> OBJECTIVE
Copy every line of the material below without changing a single character, and keep the lines in their original order.

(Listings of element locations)
▬▬▬▬▬▬▬▬▬▬

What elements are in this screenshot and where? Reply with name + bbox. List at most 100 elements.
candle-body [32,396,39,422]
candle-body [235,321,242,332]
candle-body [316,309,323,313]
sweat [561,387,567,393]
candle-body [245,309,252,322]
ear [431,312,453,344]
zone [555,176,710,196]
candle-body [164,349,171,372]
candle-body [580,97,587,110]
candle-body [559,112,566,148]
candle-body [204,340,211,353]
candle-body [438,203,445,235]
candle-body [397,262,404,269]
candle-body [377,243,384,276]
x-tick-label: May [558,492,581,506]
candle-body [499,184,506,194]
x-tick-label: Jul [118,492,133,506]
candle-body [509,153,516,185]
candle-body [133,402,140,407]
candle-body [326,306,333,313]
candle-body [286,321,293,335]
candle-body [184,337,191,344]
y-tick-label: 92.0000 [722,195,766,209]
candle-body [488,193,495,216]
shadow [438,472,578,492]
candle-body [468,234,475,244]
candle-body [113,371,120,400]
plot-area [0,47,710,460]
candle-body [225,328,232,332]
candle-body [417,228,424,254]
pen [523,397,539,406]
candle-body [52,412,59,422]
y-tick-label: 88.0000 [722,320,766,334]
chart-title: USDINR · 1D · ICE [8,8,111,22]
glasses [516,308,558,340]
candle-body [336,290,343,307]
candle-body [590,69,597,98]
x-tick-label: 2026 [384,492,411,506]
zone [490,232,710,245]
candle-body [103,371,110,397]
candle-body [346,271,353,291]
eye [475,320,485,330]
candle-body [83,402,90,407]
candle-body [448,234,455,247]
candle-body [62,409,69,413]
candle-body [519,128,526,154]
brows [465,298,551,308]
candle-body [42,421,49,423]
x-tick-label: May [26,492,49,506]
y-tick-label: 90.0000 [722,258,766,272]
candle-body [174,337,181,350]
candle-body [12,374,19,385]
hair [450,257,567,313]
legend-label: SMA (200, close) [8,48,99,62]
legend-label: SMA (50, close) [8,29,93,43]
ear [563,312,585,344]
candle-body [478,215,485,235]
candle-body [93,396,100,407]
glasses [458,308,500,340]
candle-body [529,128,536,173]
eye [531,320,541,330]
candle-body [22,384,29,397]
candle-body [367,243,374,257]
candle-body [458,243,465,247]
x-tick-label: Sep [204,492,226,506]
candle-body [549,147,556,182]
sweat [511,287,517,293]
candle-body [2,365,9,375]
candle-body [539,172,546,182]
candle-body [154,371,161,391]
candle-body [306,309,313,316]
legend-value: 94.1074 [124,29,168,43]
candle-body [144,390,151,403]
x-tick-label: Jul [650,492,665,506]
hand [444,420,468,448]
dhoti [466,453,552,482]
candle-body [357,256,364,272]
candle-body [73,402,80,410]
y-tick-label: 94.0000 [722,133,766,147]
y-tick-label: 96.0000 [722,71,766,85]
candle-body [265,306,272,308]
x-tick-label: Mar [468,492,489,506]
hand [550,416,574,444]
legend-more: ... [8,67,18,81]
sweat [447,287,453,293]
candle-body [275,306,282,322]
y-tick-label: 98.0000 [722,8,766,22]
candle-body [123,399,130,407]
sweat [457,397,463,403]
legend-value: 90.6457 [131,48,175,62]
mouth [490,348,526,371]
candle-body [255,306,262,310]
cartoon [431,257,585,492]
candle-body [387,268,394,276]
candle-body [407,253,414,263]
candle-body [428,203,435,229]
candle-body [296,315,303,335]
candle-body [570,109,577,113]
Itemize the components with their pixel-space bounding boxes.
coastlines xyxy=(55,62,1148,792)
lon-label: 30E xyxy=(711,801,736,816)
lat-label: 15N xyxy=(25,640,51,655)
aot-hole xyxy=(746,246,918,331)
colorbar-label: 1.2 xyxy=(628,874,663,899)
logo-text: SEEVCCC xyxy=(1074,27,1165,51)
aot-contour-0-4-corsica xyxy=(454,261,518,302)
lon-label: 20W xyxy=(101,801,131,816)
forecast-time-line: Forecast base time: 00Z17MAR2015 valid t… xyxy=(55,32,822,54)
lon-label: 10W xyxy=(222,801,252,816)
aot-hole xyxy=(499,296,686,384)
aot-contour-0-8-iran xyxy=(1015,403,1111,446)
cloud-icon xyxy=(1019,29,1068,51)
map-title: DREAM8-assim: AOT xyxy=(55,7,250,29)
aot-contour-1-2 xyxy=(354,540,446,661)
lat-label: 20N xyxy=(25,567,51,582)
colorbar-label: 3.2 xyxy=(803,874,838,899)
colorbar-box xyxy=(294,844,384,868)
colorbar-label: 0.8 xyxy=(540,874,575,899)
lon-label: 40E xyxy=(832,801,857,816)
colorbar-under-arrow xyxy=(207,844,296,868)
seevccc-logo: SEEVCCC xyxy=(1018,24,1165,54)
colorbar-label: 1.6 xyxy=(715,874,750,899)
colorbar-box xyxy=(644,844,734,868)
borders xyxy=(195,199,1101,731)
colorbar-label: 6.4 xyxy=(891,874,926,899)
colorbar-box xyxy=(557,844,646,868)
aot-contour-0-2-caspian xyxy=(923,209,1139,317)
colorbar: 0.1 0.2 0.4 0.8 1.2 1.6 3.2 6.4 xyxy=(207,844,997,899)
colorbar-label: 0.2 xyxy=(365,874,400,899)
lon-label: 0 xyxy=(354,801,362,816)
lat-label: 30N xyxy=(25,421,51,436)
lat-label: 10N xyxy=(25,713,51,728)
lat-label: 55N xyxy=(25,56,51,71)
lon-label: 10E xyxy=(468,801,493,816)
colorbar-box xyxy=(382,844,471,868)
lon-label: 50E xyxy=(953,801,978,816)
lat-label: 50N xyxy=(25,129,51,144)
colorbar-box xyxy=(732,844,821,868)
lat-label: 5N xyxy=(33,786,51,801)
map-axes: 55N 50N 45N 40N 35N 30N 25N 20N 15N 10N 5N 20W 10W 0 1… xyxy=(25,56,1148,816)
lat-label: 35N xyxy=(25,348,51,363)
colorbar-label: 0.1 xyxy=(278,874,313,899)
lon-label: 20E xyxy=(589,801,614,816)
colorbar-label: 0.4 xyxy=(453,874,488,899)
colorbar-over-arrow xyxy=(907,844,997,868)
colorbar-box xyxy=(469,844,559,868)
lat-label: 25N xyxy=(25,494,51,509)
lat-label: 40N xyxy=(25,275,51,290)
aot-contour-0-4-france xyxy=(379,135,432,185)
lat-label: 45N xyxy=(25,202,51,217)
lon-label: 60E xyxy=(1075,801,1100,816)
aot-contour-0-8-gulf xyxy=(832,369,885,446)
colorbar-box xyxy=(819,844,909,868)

▬▬▬▬▬▬▬▬▬▬

> COMPLETE ANSWER
What elements are in this screenshot and where? Reply with name + bbox. List at most 100 elements.
candle-body [32,396,39,422]
candle-body [235,321,242,332]
candle-body [316,309,323,313]
sweat [561,387,567,393]
candle-body [245,309,252,322]
ear [431,312,453,344]
zone [555,176,710,196]
candle-body [164,349,171,372]
candle-body [580,97,587,110]
candle-body [559,112,566,148]
candle-body [204,340,211,353]
candle-body [438,203,445,235]
candle-body [397,262,404,269]
candle-body [377,243,384,276]
x-tick-label: May [558,492,581,506]
candle-body [499,184,506,194]
x-tick-label: Jul [118,492,133,506]
candle-body [509,153,516,185]
candle-body [133,402,140,407]
candle-body [326,306,333,313]
candle-body [286,321,293,335]
candle-body [184,337,191,344]
y-tick-label: 92.0000 [722,195,766,209]
candle-body [488,193,495,216]
shadow [438,472,578,492]
candle-body [468,234,475,244]
candle-body [113,371,120,400]
plot-area [0,47,710,460]
candle-body [225,328,232,332]
candle-body [417,228,424,254]
pen [523,397,539,406]
candle-body [52,412,59,422]
y-tick-label: 88.0000 [722,320,766,334]
chart-title: USDINR · 1D · ICE [8,8,111,22]
glasses [516,308,558,340]
candle-body [336,290,343,307]
candle-body [590,69,597,98]
x-tick-label: 2026 [384,492,411,506]
zone [490,232,710,245]
candle-body [103,371,110,397]
candle-body [346,271,353,291]
eye [475,320,485,330]
candle-body [83,402,90,407]
candle-body [448,234,455,247]
candle-body [62,409,69,413]
candle-body [519,128,526,154]
brows [465,298,551,308]
candle-body [42,421,49,423]
x-tick-label: May [26,492,49,506]
y-tick-label: 90.0000 [722,258,766,272]
candle-body [174,337,181,350]
candle-body [12,374,19,385]
hair [450,257,567,313]
legend-label: SMA (200, close) [8,48,99,62]
legend-label: SMA (50, close) [8,29,93,43]
ear [563,312,585,344]
candle-body [478,215,485,235]
candle-body [93,396,100,407]
glasses [458,308,500,340]
candle-body [529,128,536,173]
eye [531,320,541,330]
candle-body [22,384,29,397]
candle-body [367,243,374,257]
candle-body [458,243,465,247]
x-tick-label: Sep [204,492,226,506]
candle-body [549,147,556,182]
sweat [511,287,517,293]
candle-body [2,365,9,375]
candle-body [539,172,546,182]
candle-body [154,371,161,391]
candle-body [306,309,313,316]
legend-value: 94.1074 [124,29,168,43]
candle-body [144,390,151,403]
x-tick-label: Jul [650,492,665,506]
hand [444,420,468,448]
dhoti [466,453,552,482]
candle-body [357,256,364,272]
candle-body [73,402,80,410]
y-tick-label: 94.0000 [722,133,766,147]
y-tick-label: 96.0000 [722,71,766,85]
candle-body [265,306,272,308]
x-tick-label: Mar [468,492,489,506]
hand [550,416,574,444]
legend-more: ... [8,67,18,81]
sweat [447,287,453,293]
candle-body [275,306,282,322]
y-tick-label: 98.0000 [722,8,766,22]
candle-body [123,399,130,407]
sweat [457,397,463,403]
legend-value: 90.6457 [131,48,175,62]
mouth [490,348,526,371]
candle-body [255,306,262,310]
cartoon [431,257,585,492]
candle-body [387,268,394,276]
candle-body [407,253,414,263]
candle-body [428,203,435,229]
candle-body [296,315,303,335]
candle-body [570,109,577,113]
Itemize the components with their pixel-space bounding boxes.
coastlines xyxy=(55,62,1148,792)
lon-label: 30E xyxy=(711,801,736,816)
lat-label: 15N xyxy=(25,640,51,655)
aot-hole xyxy=(746,246,918,331)
colorbar-label: 1.2 xyxy=(628,874,663,899)
logo-text: SEEVCCC xyxy=(1074,27,1165,51)
aot-contour-0-4-corsica xyxy=(454,261,518,302)
lon-label: 20W xyxy=(101,801,131,816)
forecast-time-line: Forecast base time: 00Z17MAR2015 valid t… xyxy=(55,32,822,54)
lon-label: 10W xyxy=(222,801,252,816)
aot-hole xyxy=(499,296,686,384)
aot-contour-0-8-iran xyxy=(1015,403,1111,446)
cloud-icon xyxy=(1019,29,1068,51)
map-title: DREAM8-assim: AOT xyxy=(55,7,250,29)
aot-contour-1-2 xyxy=(354,540,446,661)
lat-label: 20N xyxy=(25,567,51,582)
colorbar-label: 3.2 xyxy=(803,874,838,899)
colorbar-box xyxy=(294,844,384,868)
colorbar-label: 0.8 xyxy=(540,874,575,899)
lon-label: 40E xyxy=(832,801,857,816)
colorbar-under-arrow xyxy=(207,844,296,868)
seevccc-logo: SEEVCCC xyxy=(1018,24,1165,54)
colorbar-label: 1.6 xyxy=(715,874,750,899)
colorbar-box xyxy=(644,844,734,868)
borders xyxy=(195,199,1101,731)
colorbar-label: 6.4 xyxy=(891,874,926,899)
colorbar-box xyxy=(557,844,646,868)
aot-contour-0-2-caspian xyxy=(923,209,1139,317)
colorbar: 0.1 0.2 0.4 0.8 1.2 1.6 3.2 6.4 xyxy=(207,844,997,899)
colorbar-label: 0.2 xyxy=(365,874,400,899)
lon-label: 0 xyxy=(354,801,362,816)
lat-label: 30N xyxy=(25,421,51,436)
lat-label: 10N xyxy=(25,713,51,728)
lat-label: 55N xyxy=(25,56,51,71)
lon-label: 10E xyxy=(468,801,493,816)
colorbar-box xyxy=(382,844,471,868)
lon-label: 50E xyxy=(953,801,978,816)
lat-label: 50N xyxy=(25,129,51,144)
colorbar-box xyxy=(732,844,821,868)
lat-label: 5N xyxy=(33,786,51,801)
map-axes: 55N 50N 45N 40N 35N 30N 25N 20N 15N 10N 5N 20W 10W 0 1… xyxy=(25,56,1148,816)
lat-label: 35N xyxy=(25,348,51,363)
colorbar-label: 0.1 xyxy=(278,874,313,899)
lon-label: 20E xyxy=(589,801,614,816)
colorbar-label: 0.4 xyxy=(453,874,488,899)
colorbar-over-arrow xyxy=(907,844,997,868)
colorbar-box xyxy=(469,844,559,868)
lat-label: 25N xyxy=(25,494,51,509)
lat-label: 40N xyxy=(25,275,51,290)
aot-contour-0-4-france xyxy=(379,135,432,185)
lat-label: 45N xyxy=(25,202,51,217)
lon-label: 60E xyxy=(1075,801,1100,816)
aot-contour-0-8-gulf xyxy=(832,369,885,446)
colorbar-box xyxy=(819,844,909,868)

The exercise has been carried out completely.